#### Records provided ####
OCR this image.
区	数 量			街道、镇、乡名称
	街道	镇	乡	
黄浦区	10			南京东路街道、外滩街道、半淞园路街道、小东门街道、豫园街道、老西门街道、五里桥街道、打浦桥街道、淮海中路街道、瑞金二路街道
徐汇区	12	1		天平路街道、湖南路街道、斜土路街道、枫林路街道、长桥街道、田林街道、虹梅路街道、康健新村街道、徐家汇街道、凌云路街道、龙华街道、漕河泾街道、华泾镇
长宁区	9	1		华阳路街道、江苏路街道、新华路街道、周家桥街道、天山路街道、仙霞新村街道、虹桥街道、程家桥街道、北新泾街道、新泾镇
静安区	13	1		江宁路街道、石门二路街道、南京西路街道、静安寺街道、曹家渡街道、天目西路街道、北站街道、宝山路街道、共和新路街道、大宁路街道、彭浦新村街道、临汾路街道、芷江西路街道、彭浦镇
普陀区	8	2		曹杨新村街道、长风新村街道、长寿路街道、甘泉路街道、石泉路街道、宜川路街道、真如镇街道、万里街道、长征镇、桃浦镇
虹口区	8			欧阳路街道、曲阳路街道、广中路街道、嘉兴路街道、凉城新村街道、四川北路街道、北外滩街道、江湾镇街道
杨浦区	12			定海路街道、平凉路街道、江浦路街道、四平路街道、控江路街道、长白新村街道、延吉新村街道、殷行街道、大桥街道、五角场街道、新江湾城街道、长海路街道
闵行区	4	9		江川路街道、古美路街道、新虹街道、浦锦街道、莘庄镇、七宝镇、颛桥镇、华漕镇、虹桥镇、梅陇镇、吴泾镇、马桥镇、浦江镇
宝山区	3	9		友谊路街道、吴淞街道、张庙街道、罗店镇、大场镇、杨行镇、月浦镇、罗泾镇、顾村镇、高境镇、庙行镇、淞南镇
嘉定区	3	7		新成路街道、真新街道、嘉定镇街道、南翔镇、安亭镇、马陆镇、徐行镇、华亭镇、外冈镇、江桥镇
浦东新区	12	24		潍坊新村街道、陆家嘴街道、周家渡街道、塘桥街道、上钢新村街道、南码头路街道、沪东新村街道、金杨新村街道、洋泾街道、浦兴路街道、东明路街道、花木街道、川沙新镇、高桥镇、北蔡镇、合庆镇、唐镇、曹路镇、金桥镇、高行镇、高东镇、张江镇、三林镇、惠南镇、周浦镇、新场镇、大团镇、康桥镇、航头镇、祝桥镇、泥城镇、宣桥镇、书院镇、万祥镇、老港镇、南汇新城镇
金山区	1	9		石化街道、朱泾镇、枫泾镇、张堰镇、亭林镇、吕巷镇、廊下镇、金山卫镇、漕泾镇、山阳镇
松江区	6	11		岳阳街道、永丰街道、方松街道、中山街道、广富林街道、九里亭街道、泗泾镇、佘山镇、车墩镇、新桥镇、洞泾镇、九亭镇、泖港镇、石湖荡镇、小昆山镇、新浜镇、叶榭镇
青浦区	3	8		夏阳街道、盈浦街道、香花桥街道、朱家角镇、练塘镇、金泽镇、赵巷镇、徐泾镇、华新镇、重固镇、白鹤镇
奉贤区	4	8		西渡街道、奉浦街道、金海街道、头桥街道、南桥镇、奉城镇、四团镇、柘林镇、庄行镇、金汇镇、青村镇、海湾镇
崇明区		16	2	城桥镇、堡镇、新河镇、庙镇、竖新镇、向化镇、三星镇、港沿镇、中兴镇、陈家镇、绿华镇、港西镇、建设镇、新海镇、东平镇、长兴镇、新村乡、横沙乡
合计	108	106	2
####
#### Records provided ####
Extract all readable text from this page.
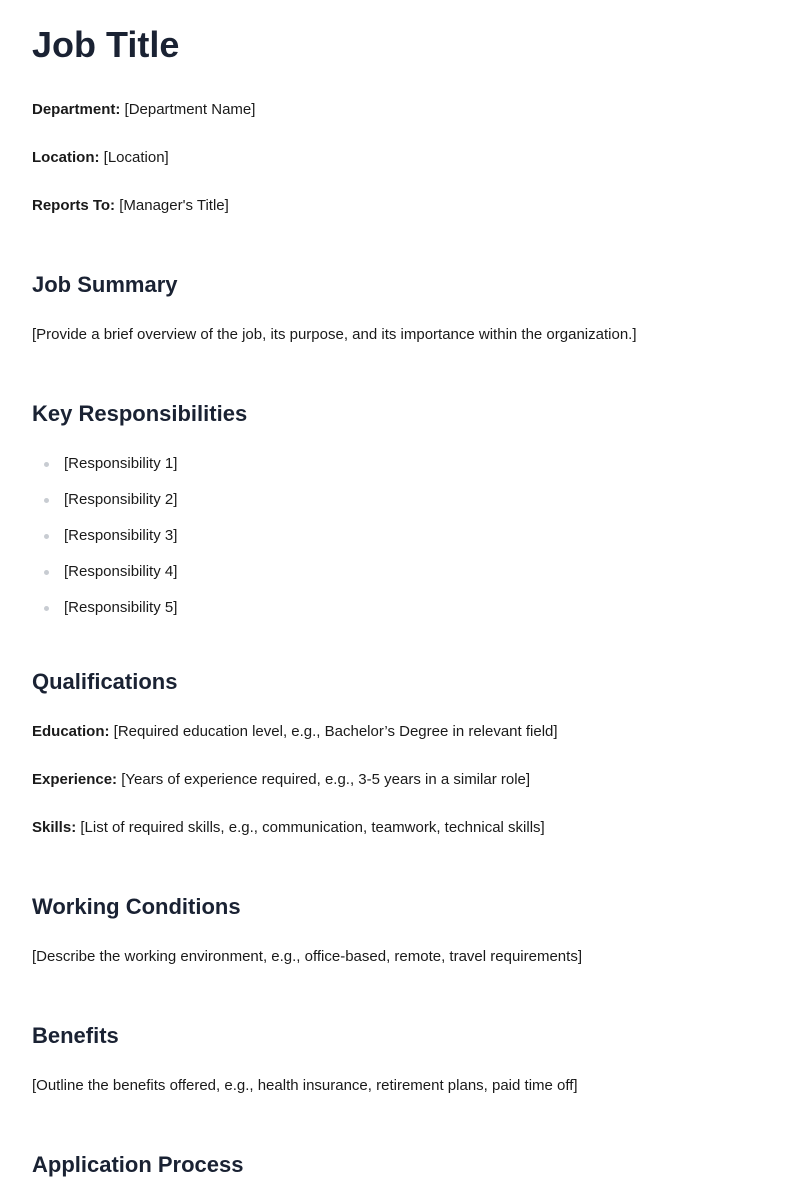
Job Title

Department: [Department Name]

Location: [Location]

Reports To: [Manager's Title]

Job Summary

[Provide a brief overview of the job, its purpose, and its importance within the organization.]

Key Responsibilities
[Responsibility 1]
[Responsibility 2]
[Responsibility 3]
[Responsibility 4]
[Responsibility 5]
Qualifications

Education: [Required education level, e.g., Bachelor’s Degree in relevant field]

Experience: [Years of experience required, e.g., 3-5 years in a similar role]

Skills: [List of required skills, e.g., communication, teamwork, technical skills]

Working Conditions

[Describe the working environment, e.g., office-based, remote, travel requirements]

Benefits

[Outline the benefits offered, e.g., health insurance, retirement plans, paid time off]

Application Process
####
#### Records provided ####
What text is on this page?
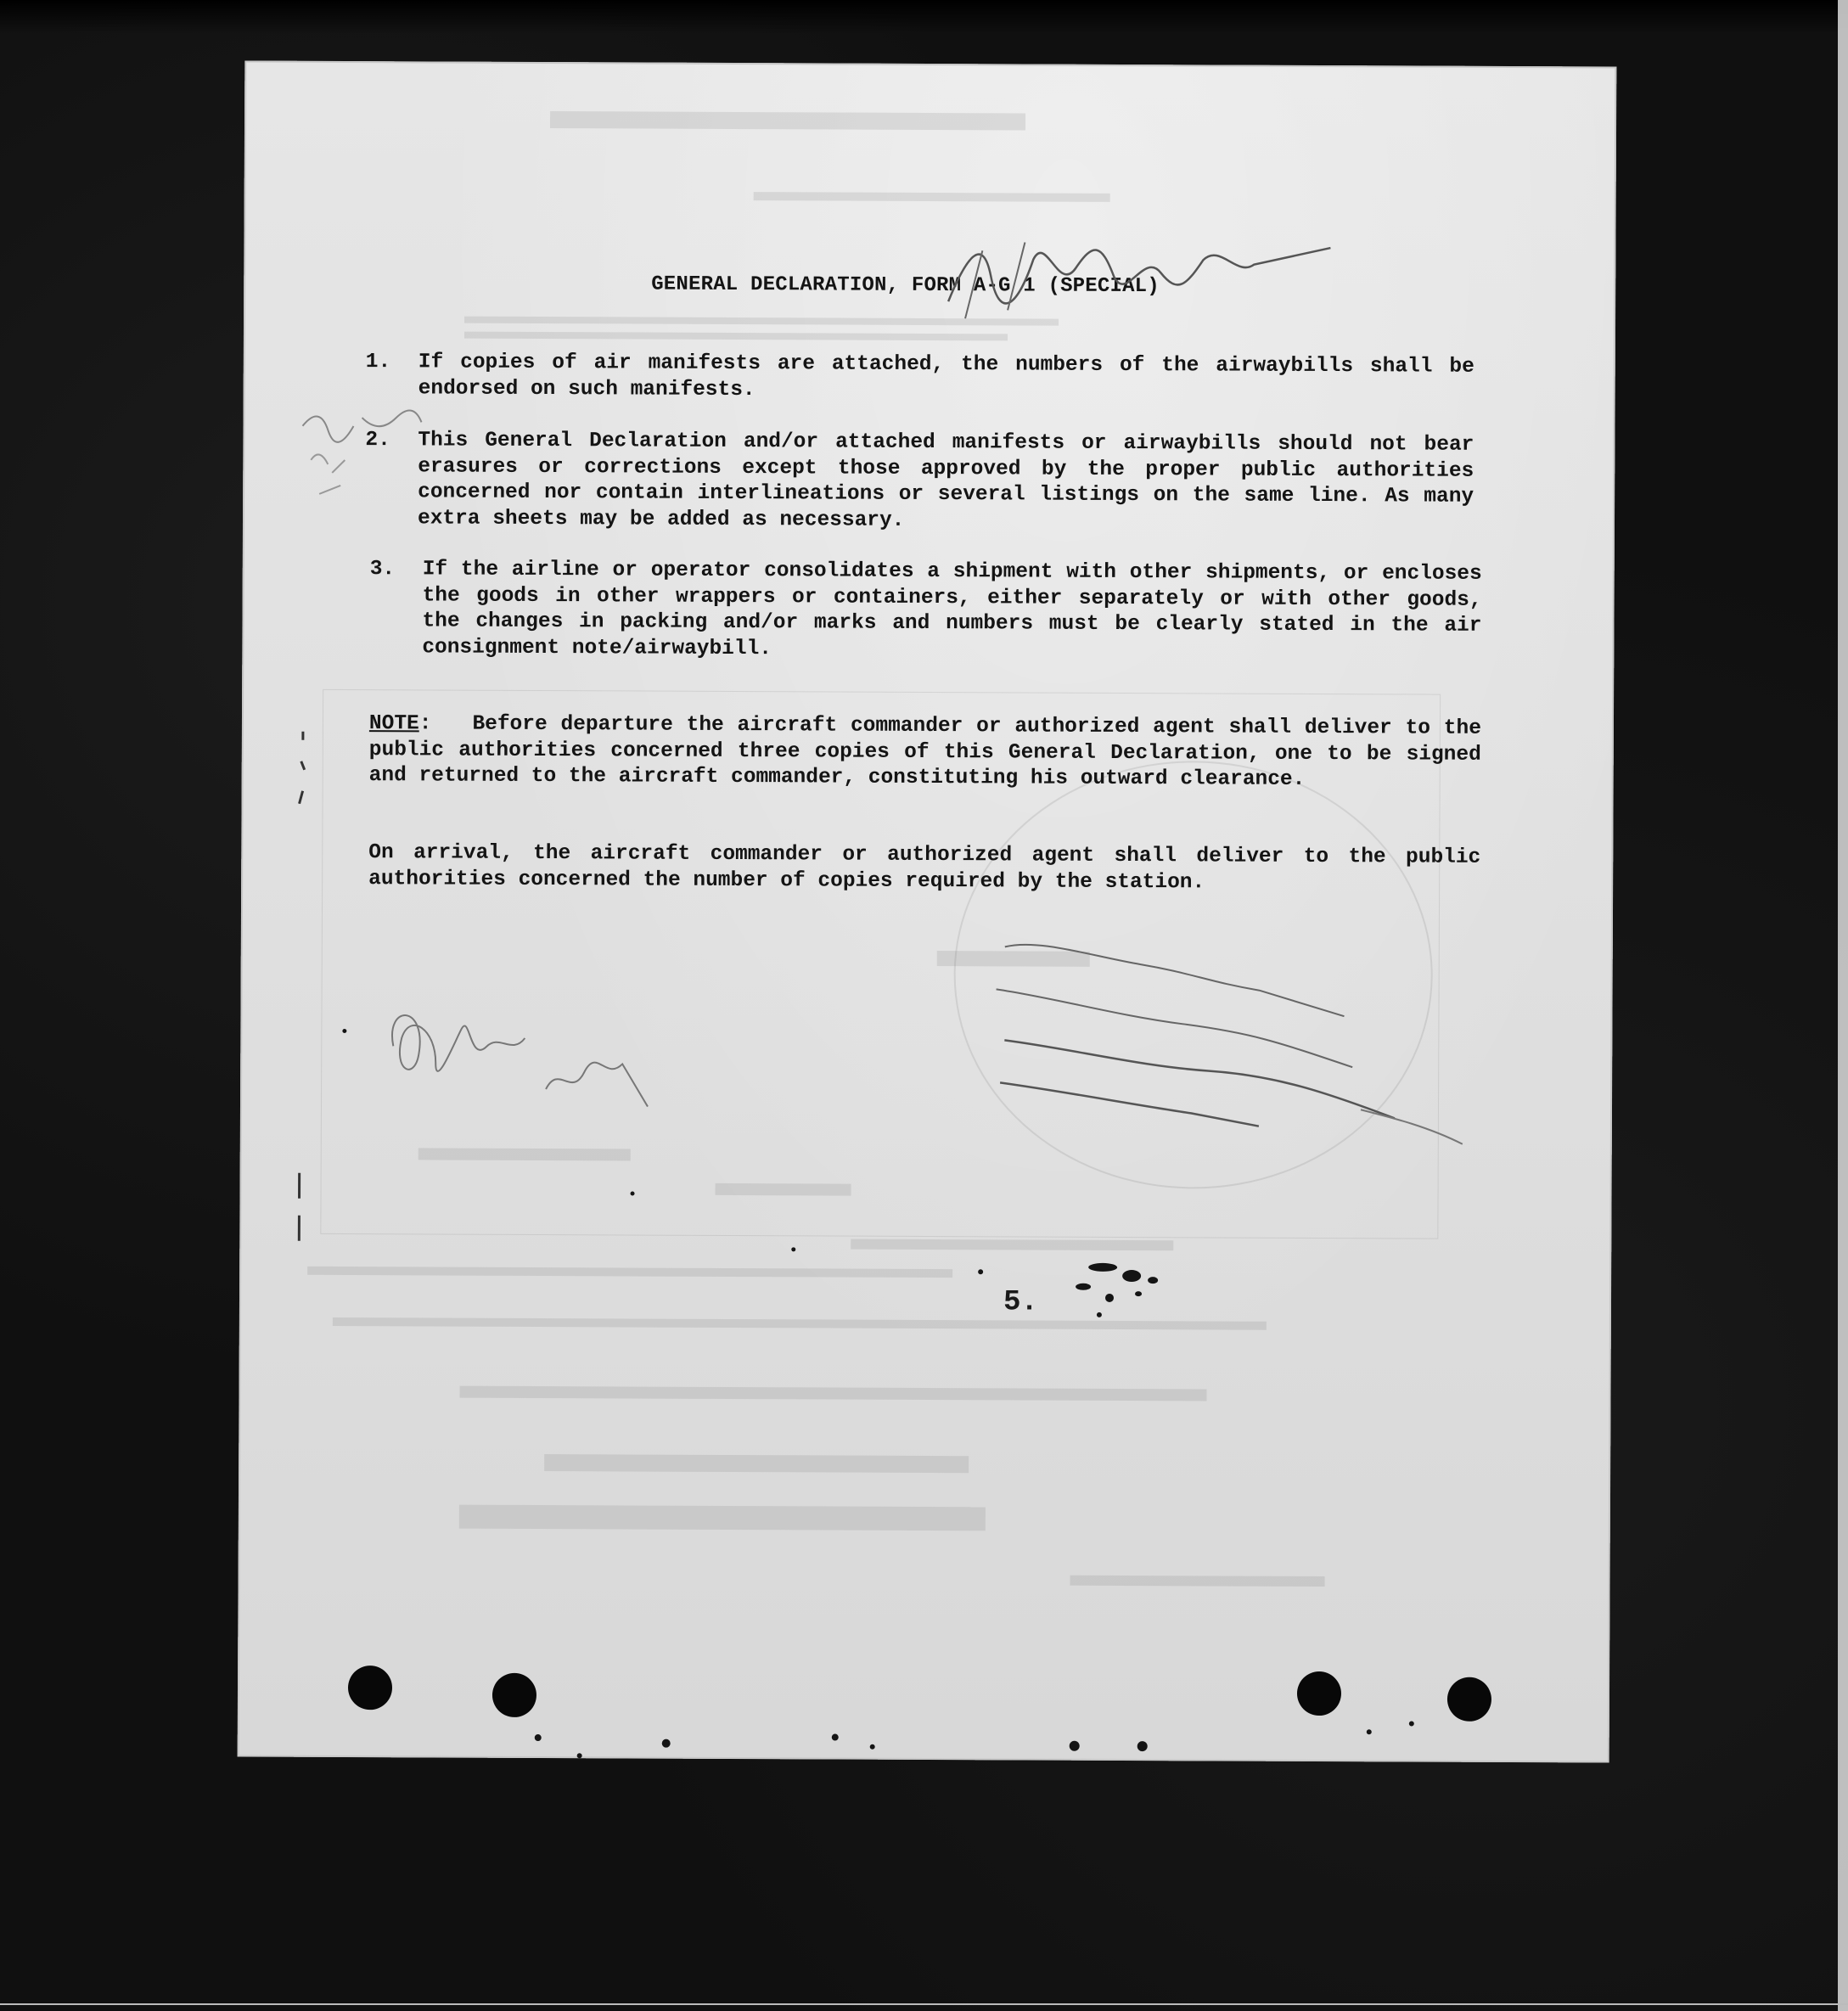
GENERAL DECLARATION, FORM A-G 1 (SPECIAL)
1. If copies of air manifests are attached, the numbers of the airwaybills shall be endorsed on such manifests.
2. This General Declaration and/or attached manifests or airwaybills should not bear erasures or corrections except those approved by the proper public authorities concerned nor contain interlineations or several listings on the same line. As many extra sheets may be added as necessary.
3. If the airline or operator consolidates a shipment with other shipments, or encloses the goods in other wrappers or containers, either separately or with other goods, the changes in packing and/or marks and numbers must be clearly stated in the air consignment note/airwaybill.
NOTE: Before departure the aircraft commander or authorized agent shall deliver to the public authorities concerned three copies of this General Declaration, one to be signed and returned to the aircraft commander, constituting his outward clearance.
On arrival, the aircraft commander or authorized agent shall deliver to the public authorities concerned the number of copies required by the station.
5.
####
- [Work to be completed]: Find all lines with "Responsibility" in them and copy each one.

- [Exercise output]:
[Responsibility 1]
[Responsibility 2]
[Responsibility 3]
[Responsibility 4]
[Responsibility 5]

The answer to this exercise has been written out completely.